[A block of data]
_ _ _ _

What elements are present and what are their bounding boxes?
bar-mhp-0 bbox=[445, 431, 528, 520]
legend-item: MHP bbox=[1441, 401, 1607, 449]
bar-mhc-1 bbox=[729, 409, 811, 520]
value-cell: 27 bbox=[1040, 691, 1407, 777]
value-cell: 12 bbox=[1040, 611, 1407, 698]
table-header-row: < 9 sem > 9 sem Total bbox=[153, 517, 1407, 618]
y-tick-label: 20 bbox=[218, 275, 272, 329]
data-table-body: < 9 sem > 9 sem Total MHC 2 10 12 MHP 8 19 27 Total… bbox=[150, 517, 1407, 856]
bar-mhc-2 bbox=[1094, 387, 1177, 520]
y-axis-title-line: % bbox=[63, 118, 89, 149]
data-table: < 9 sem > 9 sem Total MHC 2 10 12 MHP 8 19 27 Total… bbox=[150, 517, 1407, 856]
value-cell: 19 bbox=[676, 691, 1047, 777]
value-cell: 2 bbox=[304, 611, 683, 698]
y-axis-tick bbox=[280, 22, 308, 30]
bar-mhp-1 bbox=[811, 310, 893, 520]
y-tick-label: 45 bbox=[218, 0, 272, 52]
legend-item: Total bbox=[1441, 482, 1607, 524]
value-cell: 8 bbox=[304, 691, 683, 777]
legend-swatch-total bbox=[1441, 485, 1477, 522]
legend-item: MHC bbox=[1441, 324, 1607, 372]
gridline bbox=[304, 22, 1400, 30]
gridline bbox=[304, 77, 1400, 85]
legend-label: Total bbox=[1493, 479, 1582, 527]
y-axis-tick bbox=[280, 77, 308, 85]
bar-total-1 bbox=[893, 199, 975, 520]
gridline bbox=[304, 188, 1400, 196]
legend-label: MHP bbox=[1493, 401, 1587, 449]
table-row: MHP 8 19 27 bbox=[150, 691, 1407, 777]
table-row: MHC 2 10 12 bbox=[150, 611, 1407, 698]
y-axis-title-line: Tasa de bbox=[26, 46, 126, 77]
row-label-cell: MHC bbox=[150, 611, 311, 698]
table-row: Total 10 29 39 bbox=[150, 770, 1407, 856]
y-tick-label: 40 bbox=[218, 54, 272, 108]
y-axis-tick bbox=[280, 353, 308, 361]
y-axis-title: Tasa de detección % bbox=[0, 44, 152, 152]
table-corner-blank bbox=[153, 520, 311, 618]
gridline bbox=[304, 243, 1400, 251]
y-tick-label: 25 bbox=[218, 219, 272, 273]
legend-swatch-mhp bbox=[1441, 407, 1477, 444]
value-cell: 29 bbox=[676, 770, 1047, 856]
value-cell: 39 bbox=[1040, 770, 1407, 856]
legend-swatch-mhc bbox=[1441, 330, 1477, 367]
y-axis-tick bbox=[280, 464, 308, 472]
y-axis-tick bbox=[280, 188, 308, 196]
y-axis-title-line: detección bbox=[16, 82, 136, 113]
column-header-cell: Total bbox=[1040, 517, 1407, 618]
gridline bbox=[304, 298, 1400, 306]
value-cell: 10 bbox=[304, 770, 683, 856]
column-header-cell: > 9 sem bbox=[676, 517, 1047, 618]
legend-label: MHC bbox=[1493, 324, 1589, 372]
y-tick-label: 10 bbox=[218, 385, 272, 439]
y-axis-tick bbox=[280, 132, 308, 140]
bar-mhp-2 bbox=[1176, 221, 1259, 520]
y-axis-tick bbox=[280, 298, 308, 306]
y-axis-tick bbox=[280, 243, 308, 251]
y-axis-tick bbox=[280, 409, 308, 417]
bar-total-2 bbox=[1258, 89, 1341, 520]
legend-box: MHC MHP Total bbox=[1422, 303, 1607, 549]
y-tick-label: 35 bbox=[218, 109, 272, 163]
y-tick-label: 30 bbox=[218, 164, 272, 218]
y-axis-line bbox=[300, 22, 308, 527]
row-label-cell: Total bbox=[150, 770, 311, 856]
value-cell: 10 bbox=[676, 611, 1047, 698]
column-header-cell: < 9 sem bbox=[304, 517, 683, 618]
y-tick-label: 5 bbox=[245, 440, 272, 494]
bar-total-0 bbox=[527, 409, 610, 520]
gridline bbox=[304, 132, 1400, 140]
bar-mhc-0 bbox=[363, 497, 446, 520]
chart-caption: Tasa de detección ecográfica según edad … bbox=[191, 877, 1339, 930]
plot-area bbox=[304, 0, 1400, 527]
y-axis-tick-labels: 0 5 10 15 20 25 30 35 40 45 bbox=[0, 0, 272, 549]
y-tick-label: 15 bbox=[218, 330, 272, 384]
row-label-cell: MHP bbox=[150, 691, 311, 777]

_ _ _ _

### THE REQUEST
Reproduce every line of the records above as a numbered list, omitting any blank lines.

### RESULT FOR THIS TASK
1. What elements are present and what are their bounding boxes?
2. bar-mhp-0 bbox=[445, 431, 528, 520]
3. legend-item: MHP bbox=[1441, 401, 1607, 449]
4. bar-mhc-1 bbox=[729, 409, 811, 520]
5. value-cell: 27 bbox=[1040, 691, 1407, 777]
6. value-cell: 12 bbox=[1040, 611, 1407, 698]
7. table-header-row: < 9 sem > 9 sem Total bbox=[153, 517, 1407, 618]
8. y-tick-label: 20 bbox=[218, 275, 272, 329]
9. data-table-body: < 9 sem > 9 sem Total MHC 2 10 12 MHP 8 19 27 Total… bbox=[150, 517, 1407, 856]
10. bar-mhc-2 bbox=[1094, 387, 1177, 520]
11. y-axis-title-line: % bbox=[63, 118, 89, 149]
12. data-table: < 9 sem > 9 sem Total MHC 2 10 12 MHP 8 19 27 Total… bbox=[150, 517, 1407, 856]
13. value-cell: 19 bbox=[676, 691, 1047, 777]
14. value-cell: 2 bbox=[304, 611, 683, 698]
15. y-axis-tick bbox=[280, 22, 308, 30]
16. bar-mhp-1 bbox=[811, 310, 893, 520]
17. y-tick-label: 45 bbox=[218, 0, 272, 52]
18. legend-item: Total bbox=[1441, 482, 1607, 524]
19. value-cell: 8 bbox=[304, 691, 683, 777]
20. legend-swatch-total bbox=[1441, 485, 1477, 522]
21. legend-item: MHC bbox=[1441, 324, 1607, 372]
22. gridline bbox=[304, 22, 1400, 30]
23. gridline bbox=[304, 77, 1400, 85]
24. legend-label: Total bbox=[1493, 479, 1582, 527]
25. y-axis-tick bbox=[280, 77, 308, 85]
26. bar-total-1 bbox=[893, 199, 975, 520]
27. gridline bbox=[304, 188, 1400, 196]
28. legend-label: MHP bbox=[1493, 401, 1587, 449]
29. table-row: MHP 8 19 27 bbox=[150, 691, 1407, 777]
30. table-row: MHC 2 10 12 bbox=[150, 611, 1407, 698]
31. y-axis-title-line: Tasa de bbox=[26, 46, 126, 77]
32. row-label-cell: MHC bbox=[150, 611, 311, 698]
33. table-row: Total 10 29 39 bbox=[150, 770, 1407, 856]
34. y-tick-label: 40 bbox=[218, 54, 272, 108]
35. y-axis-tick bbox=[280, 353, 308, 361]
36. y-axis-title: Tasa de detección % bbox=[0, 44, 152, 152]
37. table-corner-blank bbox=[153, 520, 311, 618]
38. gridline bbox=[304, 243, 1400, 251]
39. y-tick-label: 25 bbox=[218, 219, 272, 273]
40. legend-swatch-mhp bbox=[1441, 407, 1477, 444]
41. value-cell: 29 bbox=[676, 770, 1047, 856]
42. value-cell: 39 bbox=[1040, 770, 1407, 856]
43. legend-swatch-mhc bbox=[1441, 330, 1477, 367]
44. y-axis-tick bbox=[280, 464, 308, 472]
45. y-axis-tick bbox=[280, 188, 308, 196]
46. y-axis-title-line: detección bbox=[16, 82, 136, 113]
47. column-header-cell: Total bbox=[1040, 517, 1407, 618]
48. gridline bbox=[304, 298, 1400, 306]
49. value-cell: 10 bbox=[304, 770, 683, 856]
50. column-header-cell: > 9 sem bbox=[676, 517, 1047, 618]
51. legend-label: MHC bbox=[1493, 324, 1589, 372]
52. y-tick-label: 10 bbox=[218, 385, 272, 439]
53. y-axis-tick bbox=[280, 132, 308, 140]
54. bar-mhp-2 bbox=[1176, 221, 1259, 520]
55. y-axis-tick bbox=[280, 298, 308, 306]
56. y-axis-tick bbox=[280, 243, 308, 251]
57. y-axis-tick bbox=[280, 409, 308, 417]
58. bar-total-2 bbox=[1258, 89, 1341, 520]
59. legend-box: MHC MHP Total bbox=[1422, 303, 1607, 549]
60. y-tick-label: 35 bbox=[218, 109, 272, 163]
61. y-tick-label: 30 bbox=[218, 164, 272, 218]
62. y-axis-line bbox=[300, 22, 308, 527]
63. row-label-cell: Total bbox=[150, 770, 311, 856]
64. value-cell: 10 bbox=[676, 611, 1047, 698]
65. column-header-cell: < 9 sem bbox=[304, 517, 683, 618]
66. y-tick-label: 5 bbox=[245, 440, 272, 494]
67. bar-total-0 bbox=[527, 409, 610, 520]
68. gridline bbox=[304, 132, 1400, 140]
69. bar-mhc-0 bbox=[363, 497, 446, 520]
70. chart-caption: Tasa de detección ecográfica según edad … bbox=[191, 877, 1339, 930]
71. plot-area bbox=[304, 0, 1400, 527]
72. y-axis-tick-labels: 0 5 10 15 20 25 30 35 40 45 bbox=[0, 0, 272, 549]
73. y-tick-label: 15 bbox=[218, 330, 272, 384]
74. row-label-cell: MHP bbox=[150, 691, 311, 777]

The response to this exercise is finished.